What you are asked to do:
Lift out all lines below that contain "Vilnius".

[Stored data entries]

━━━━

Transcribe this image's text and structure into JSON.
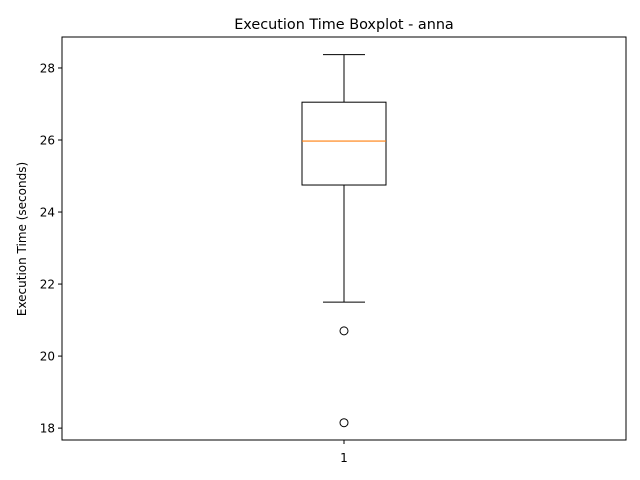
{
  "chart_data": {
    "type": "boxplot",
    "title": "Execution Time Boxplot - anna",
    "xlabel": "",
    "ylabel": "Execution Time (seconds)",
    "categories": [
      "1"
    ],
    "boxes": [
      {
        "category": "1",
        "whisker_low": 21.5,
        "q1": 24.75,
        "median": 25.97,
        "q3": 27.05,
        "whisker_high": 28.37,
        "outliers": [
          20.7,
          18.15
        ]
      }
    ],
    "ylim": [
      17.67,
      28.86
    ],
    "yticks": [
      18,
      20,
      22,
      24,
      26,
      28
    ],
    "grid": false,
    "colors": {
      "box": "#000000",
      "median": "#ff7f0e",
      "outlier": "#000000"
    }
  }
}
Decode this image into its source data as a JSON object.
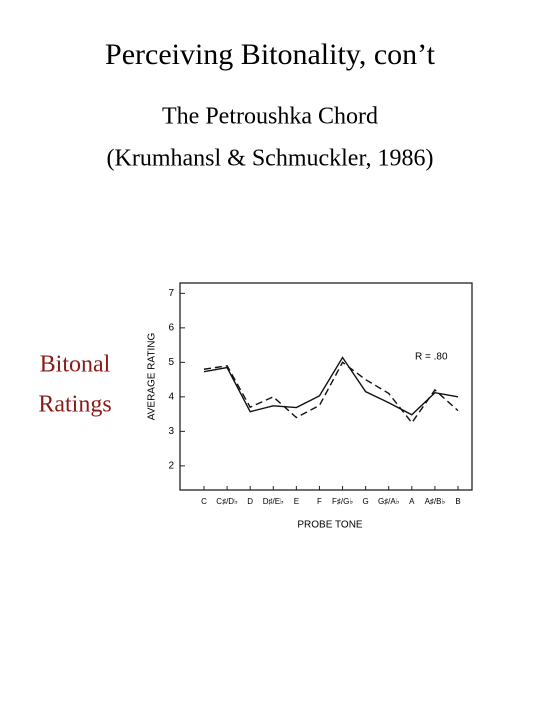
{
  "slide": {
    "title": "Perceiving Bitonality, con’t",
    "subtitle_lines": [
      "The Petroushka Chord",
      "(Krumhansl & Schmuckler, 1986)"
    ],
    "side_label_lines": [
      "Bitonal",
      "Ratings"
    ]
  },
  "chart_data": {
    "type": "line",
    "categories": [
      "C",
      "C♯/D♭",
      "D",
      "D♯/E♭",
      "E",
      "F",
      "F♯/G♭",
      "G",
      "G♯/A♭",
      "A",
      "A♯/B♭",
      "B"
    ],
    "series": [
      {
        "color": "#111111",
        "dash": false,
        "values": [
          4.73,
          4.85,
          3.57,
          3.74,
          3.69,
          4.03,
          5.14,
          4.15,
          3.83,
          3.48,
          4.12,
          4.0
        ]
      },
      {
        "color": "#111111",
        "dash": true,
        "values": [
          4.8,
          4.9,
          3.7,
          4.0,
          3.4,
          3.75,
          5.0,
          4.5,
          4.1,
          3.25,
          4.2,
          3.6
        ]
      }
    ],
    "ylim": [
      1.3,
      7.3
    ],
    "yticks": [
      2,
      3,
      4,
      5,
      6,
      7
    ],
    "ylabel": "AVERAGE RATING",
    "xlabel": "PROBE TONE",
    "annotation": "R = .80",
    "grid": false
  }
}
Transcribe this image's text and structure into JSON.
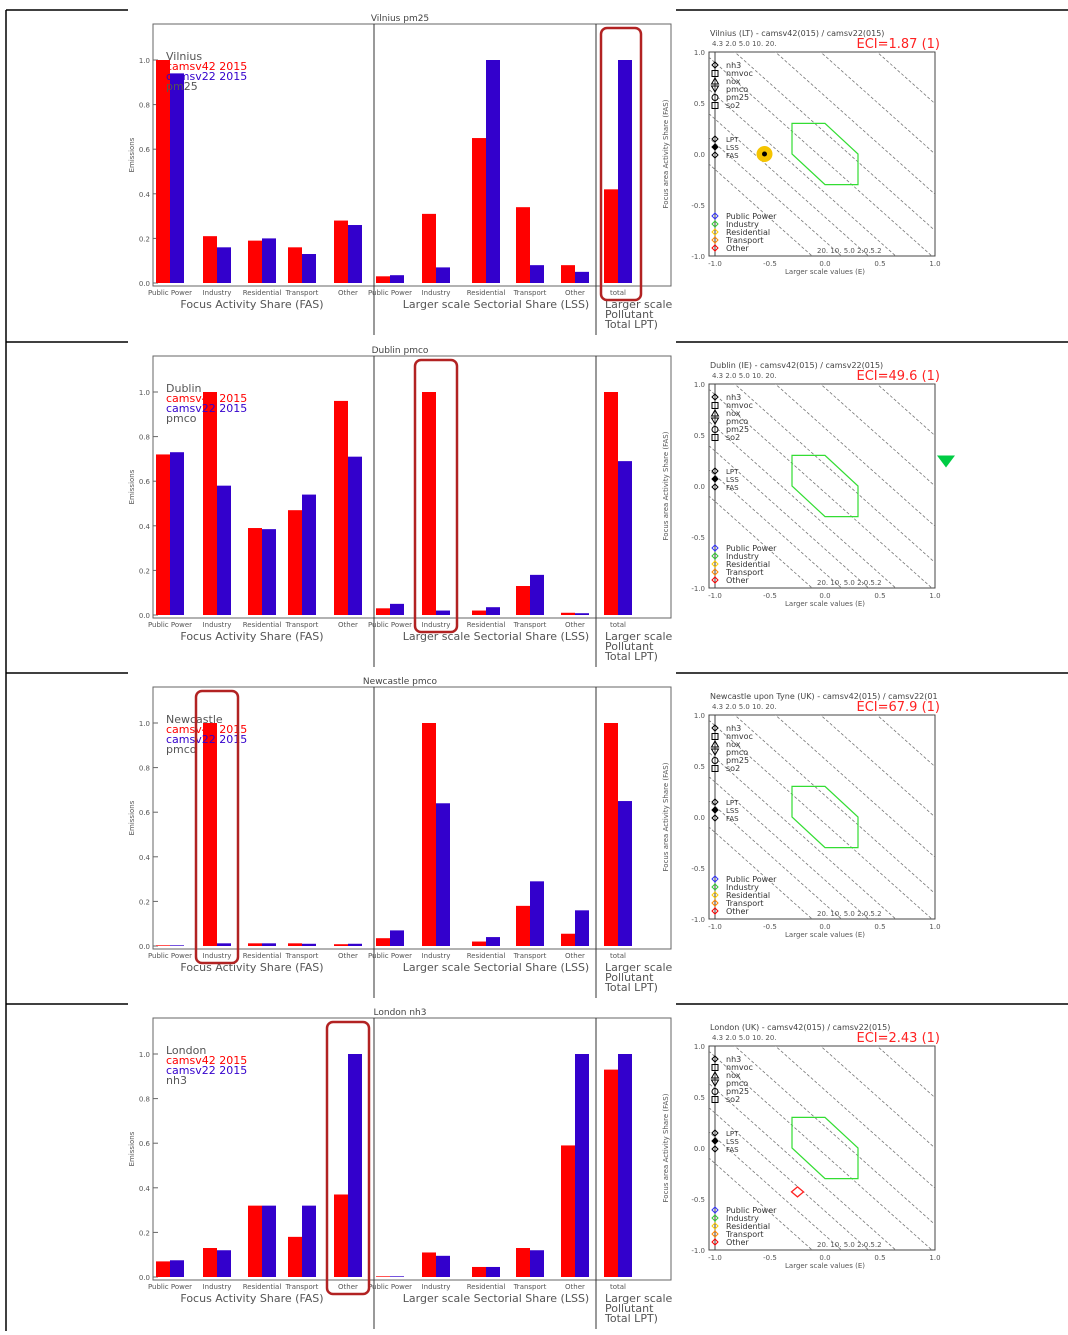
{
  "labels": {
    "emissions": "Emissions",
    "categories": [
      "Public Power",
      "Industry",
      "Residential",
      "Transport",
      "Other"
    ],
    "total": "total",
    "fas": "Focus Activity Share (FAS)",
    "lss": "Larger scale Sectorial Share (LSS)",
    "lpt": [
      "Larger scale",
      "Pollutant",
      "Total LPT)"
    ],
    "series": [
      "camsv42 2015",
      "camsv22 2015"
    ],
    "yticks": [
      "0.0",
      "0.2",
      "0.4",
      "0.6",
      "0.8",
      "1.0"
    ],
    "pollutant_legend": [
      "nh3",
      "nmvoc",
      "nox",
      "pmco",
      "pm25",
      "so2"
    ],
    "scale_legend": [
      "LPT",
      "LSS",
      "FAS"
    ],
    "sector_legend": [
      "Public Power",
      "Industry",
      "Residential",
      "Transport",
      "Other"
    ],
    "diagram_xlabel": "Larger scale values (E)",
    "diagram_ylabel": "Focus area Activity Share (FAS)",
    "diagram_xticks": [
      "-1.0",
      "-0.5",
      "0.0",
      "0.5",
      "1.0"
    ],
    "diagram_yticks": [
      "1.0",
      "0.5",
      "0.0",
      "-0.5",
      "-1.0"
    ],
    "diagram_bottom_numbers": "20.  10.   5.0       2.0.5.2",
    "diagram_top_numbers": "4.3 2.0         5.0   10.   20."
  },
  "colors": {
    "camsv42": "#ff0000",
    "camsv22": "#3300cc",
    "highlight": "#b22222",
    "hexagon": "#33dd33",
    "legend_sector": [
      "#3333ff",
      "#33cc33",
      "#ffcc00",
      "#ff8800",
      "#ff0000"
    ]
  },
  "chart_data": [
    {
      "type": "bar",
      "title": "Vilnius pm25",
      "legend": [
        "Vilnius",
        "camsv42 2015",
        "camsv22 2015",
        "pm25"
      ],
      "ylabel": "Emissions",
      "ylim": [
        0,
        1.0
      ],
      "groups": {
        "fas": {
          "camsv42": [
            1.0,
            0.21,
            0.19,
            0.16,
            0.28
          ],
          "camsv22": [
            0.94,
            0.16,
            0.2,
            0.13,
            0.26
          ]
        },
        "lss": {
          "camsv42": [
            0.03,
            0.31,
            0.65,
            0.34,
            0.08
          ],
          "camsv22": [
            0.035,
            0.07,
            1.0,
            0.08,
            0.05
          ]
        },
        "total": {
          "camsv42": 0.42,
          "camsv22": 1.0
        }
      },
      "highlight": "total",
      "diagram": {
        "title": "Vilnius (LT) - camsv42(015) / camsv22(015)",
        "eci": "ECI=1.87 (1)",
        "marker": {
          "type": "dot",
          "x": -0.55,
          "y": 0.0
        }
      }
    },
    {
      "type": "bar",
      "title": "Dublin pmco",
      "legend": [
        "Dublin",
        "camsv42 2015",
        "camsv22 2015",
        "pmco"
      ],
      "ylabel": "Emissions",
      "ylim": [
        0,
        1.0
      ],
      "groups": {
        "fas": {
          "camsv42": [
            0.72,
            1.0,
            0.39,
            0.47,
            0.96
          ],
          "camsv22": [
            0.73,
            0.58,
            0.385,
            0.54,
            0.71
          ]
        },
        "lss": {
          "camsv42": [
            0.03,
            1.0,
            0.02,
            0.13,
            0.01
          ],
          "camsv22": [
            0.05,
            0.02,
            0.035,
            0.18,
            0.008
          ]
        },
        "total": {
          "camsv42": 1.0,
          "camsv22": 0.69
        }
      },
      "highlight": "lss-1",
      "diagram": {
        "title": "Dublin (IE) - camsv42(015) / camsv22(015)",
        "eci": "ECI=49.6 (1)",
        "marker": {
          "type": "triangle-green",
          "x": 1.1,
          "y": 0.24
        }
      }
    },
    {
      "type": "bar",
      "title": "Newcastle pmco",
      "legend": [
        "Newcastle",
        "camsv42 2015",
        "camsv22 2015",
        "pmco"
      ],
      "ylabel": "Emissions",
      "ylim": [
        0,
        1.0
      ],
      "groups": {
        "fas": {
          "camsv42": [
            0.003,
            1.0,
            0.012,
            0.012,
            0.008
          ],
          "camsv22": [
            0.003,
            0.012,
            0.012,
            0.01,
            0.01
          ]
        },
        "lss": {
          "camsv42": [
            0.035,
            1.0,
            0.02,
            0.18,
            0.055
          ],
          "camsv22": [
            0.07,
            0.64,
            0.04,
            0.29,
            0.16
          ]
        },
        "total": {
          "camsv42": 1.0,
          "camsv22": 0.65
        }
      },
      "highlight": "fas-1",
      "diagram": {
        "title": "Newcastle upon Tyne (UK) - camsv42(015) / camsv22(01",
        "eci": "ECI=67.9 (1)",
        "marker": null
      }
    },
    {
      "type": "bar",
      "title": "London nh3",
      "legend": [
        "London",
        "camsv42 2015",
        "camsv22 2015",
        "nh3"
      ],
      "ylabel": "Emissions",
      "ylim": [
        0,
        1.0
      ],
      "groups": {
        "fas": {
          "camsv42": [
            0.07,
            0.13,
            0.32,
            0.18,
            0.37
          ],
          "camsv22": [
            0.075,
            0.12,
            0.32,
            0.32,
            1.0
          ]
        },
        "lss": {
          "camsv42": [
            0.003,
            0.11,
            0.045,
            0.13,
            0.59
          ],
          "camsv22": [
            0.003,
            0.095,
            0.045,
            0.12,
            1.0
          ]
        },
        "total": {
          "camsv42": 0.93,
          "camsv22": 1.0
        }
      },
      "highlight": "fas-4",
      "diagram": {
        "title": "London (UK) - camsv42(015) / camsv22(015)",
        "eci": "ECI=2.43 (1)",
        "marker": {
          "type": "diamond-red",
          "x": -0.25,
          "y": -0.43
        }
      }
    }
  ]
}
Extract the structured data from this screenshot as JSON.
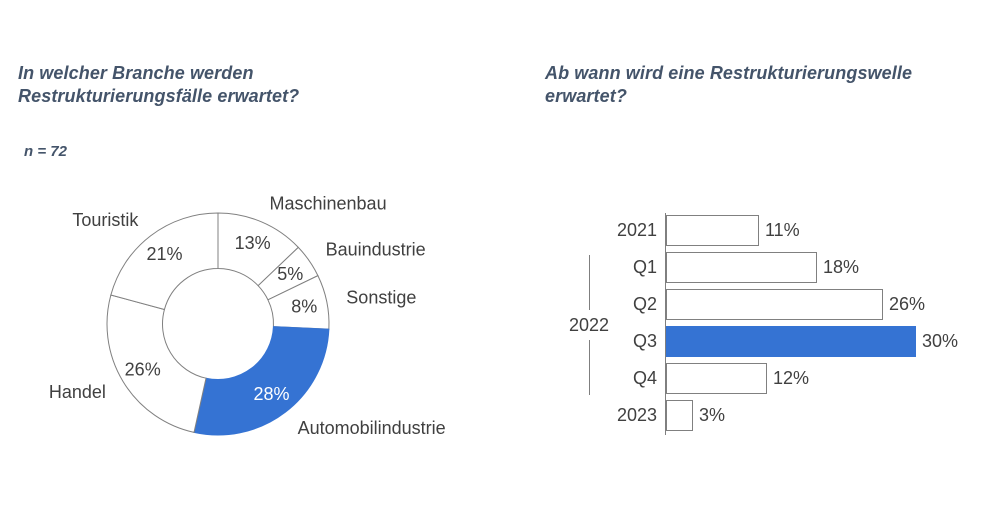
{
  "colors": {
    "accent_blue": "#3573D3",
    "outline_gray": "#808080",
    "axis_gray": "#7f7f7f",
    "label_gray": "#404040",
    "title_slate": "#44546A",
    "highlight_text": "#ffffff",
    "background": "#ffffff"
  },
  "left_panel": {
    "title_line1": "In welcher Branche werden",
    "title_line2": "Restrukturierungsfälle erwartet?",
    "sample_note": "n = 72"
  },
  "right_panel": {
    "title_line1": "Ab wann wird eine Restrukturierungswelle",
    "title_line2": "erwartet?"
  },
  "chart_data": [
    {
      "type": "pie",
      "subtype": "donut",
      "title": "In welcher Branche werden Restrukturierungsfälle erwartet?",
      "sample_note": "n = 72",
      "categories": [
        "Maschinenbau",
        "Bauindustrie",
        "Sonstige",
        "Automobilindustrie",
        "Handel",
        "Touristik"
      ],
      "values": [
        13,
        5,
        8,
        28,
        26,
        21
      ],
      "value_labels": [
        "13%",
        "5%",
        "8%",
        "28%",
        "26%",
        "21%"
      ],
      "highlighted": "Automobilindustrie",
      "segment_fills": [
        "#ffffff",
        "#ffffff",
        "#ffffff",
        "#3573D3",
        "#ffffff",
        "#ffffff"
      ],
      "start_angle_deg": 0,
      "direction": "clockwise",
      "legend": "none"
    },
    {
      "type": "bar",
      "orientation": "horizontal",
      "title": "Ab wann wird eine Restrukturierungswelle erwartet?",
      "categories": [
        "2021",
        "Q1",
        "Q2",
        "Q3",
        "Q4",
        "2023"
      ],
      "values": [
        11,
        18,
        26,
        30,
        12,
        3
      ],
      "value_labels": [
        "11%",
        "18%",
        "26%",
        "30%",
        "12%",
        "3%"
      ],
      "highlighted": "Q3",
      "group_label": "2022",
      "group_span": [
        "Q1",
        "Q4"
      ],
      "xlim": [
        0,
        30
      ],
      "gridlines": false,
      "legend": "none"
    }
  ]
}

━━━━

Task result:
      "title": "Vilnius pm25",
        "Vilnius",
        "title": "Vilnius (LT) - camsv42(015) / camsv22(015)",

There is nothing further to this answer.